Directions ->
Leave out the pictures and reproduce all of the data exactly.

Entries shown ->
# # # #

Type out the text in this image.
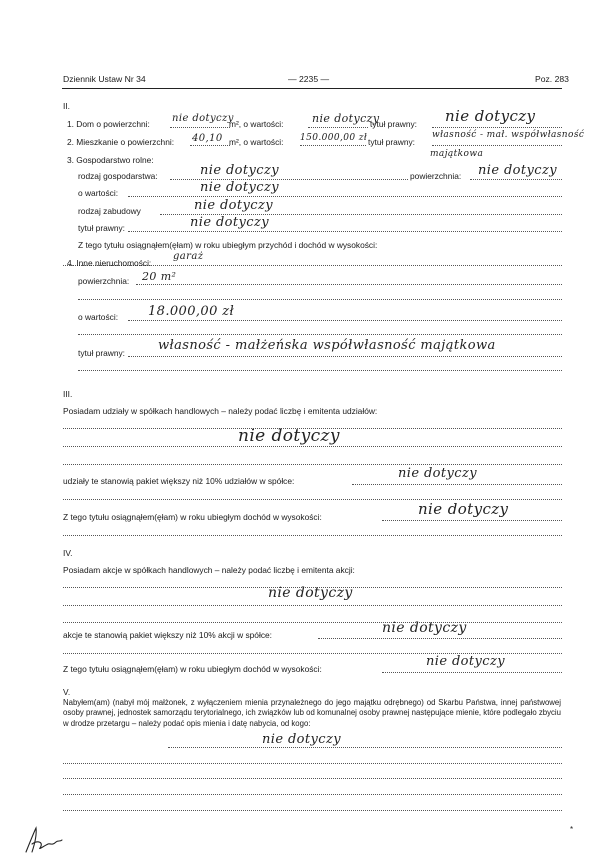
Dziennik Ustaw Nr 34	— 2235 —	Poz. 283
II.
1. Dom o powierzchni: nie dotyczy
m², o wartości:	nie dotyczy
tytuł prawny: nie dotyczy
2. Mieszkanie o powierzchni: 40,10 m², o wartości: 150.000,00 zł tytuł prawny:
własność - mał. współwłasność
majątkowa
3. Gospodarstwo rolne:
rodzaj gospodarstwa:	nie dotyczy	powierzchnia: nie dotyczy
o wartości:	nie dotyczy
rodzaj zabudowy	nie dotyczy
tytuł prawny:	nie dotyczy
Z tego tytułu osiągnąłem(ęłam) w roku ubiegłym przychód i dochód w wysokości:
4. Inne nieruchomości:
garaż
powierzchnia: 20 m²
o wartości: 18.000,00 zł
tytuł prawny:	własność - małżeńska współwłasność majątkowa
III.
Posiadam udziały w spółkach handlowych – należy podać liczbę i emitenta udziałów:
nie dotyczy
udziały te stanowią pakiet większy niż 10% udziałów w spółce:	nie dotyczy
Z tego tytułu osiągnąłem(ęłam) w roku ubiegłym dochód w wysokości:	nie dotyczy
IV.
Posiadam akcje w spółkach handlowych – należy podać liczbę i emitenta akcji:
nie dotyczy
akcje te stanowią pakiet większy niż 10% akcji w spółce:	nie dotyczy
Z tego tytułu osiągnąłem(ęłam) w roku ubiegłym dochód w wysokości:	nie dotyczy
V.
Nabyłem(am) (nabył mój małżonek, z wyłączeniem mienia przynależnego do jego majątku odrębnego) od Skarbu Państwa, innej państwowej osoby prawnej, jednostek samorządu terytorialnego, ich związków lub od komunalnej osoby prawnej następujące mienie, które podlegało zbyciu w drodze przetargu – należy podać opis mienia i datę nabycia, od kogo:
nie dotyczy
*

# # # #

Written reply ->
Type out the text in this image.
Dziennik Ustaw Nr 34	— 2235 —	Poz. 283
II.
1. Dom o powierzchni: nie dotyczy
m², o wartości:	nie dotyczy
tytuł prawny: nie dotyczy
2. Mieszkanie o powierzchni: 40,10 m², o wartości: 150.000,00 zł tytuł prawny:
własność - mał. współwłasność
majątkowa
3. Gospodarstwo rolne:
rodzaj gospodarstwa:	nie dotyczy	powierzchnia: nie dotyczy
o wartości:	nie dotyczy
rodzaj zabudowy	nie dotyczy
tytuł prawny:	nie dotyczy
Z tego tytułu osiągnąłem(ęłam) w roku ubiegłym przychód i dochód w wysokości:
4. Inne nieruchomości:
garaż
powierzchnia: 20 m²
o wartości: 18.000,00 zł
tytuł prawny:	własność - małżeńska współwłasność majątkowa
III.
Posiadam udziały w spółkach handlowych – należy podać liczbę i emitenta udziałów:
nie dotyczy
udziały te stanowią pakiet większy niż 10% udziałów w spółce:	nie dotyczy
Z tego tytułu osiągnąłem(ęłam) w roku ubiegłym dochód w wysokości:	nie dotyczy
IV.
Posiadam akcje w spółkach handlowych – należy podać liczbę i emitenta akcji:
nie dotyczy
akcje te stanowią pakiet większy niż 10% akcji w spółce:	nie dotyczy
Z tego tytułu osiągnąłem(ęłam) w roku ubiegłym dochód w wysokości:	nie dotyczy
V.
Nabyłem(am) (nabył mój małżonek, z wyłączeniem mienia przynależnego do jego majątku odrębnego) od Skarbu Państwa, innej państwowej osoby prawnej, jednostek samorządu terytorialnego, ich związków lub od komunalnej osoby prawnej następujące mienie, które podlegało zbyciu w drodze przetargu – należy podać opis mienia i datę nabycia, od kogo:
nie dotyczy
*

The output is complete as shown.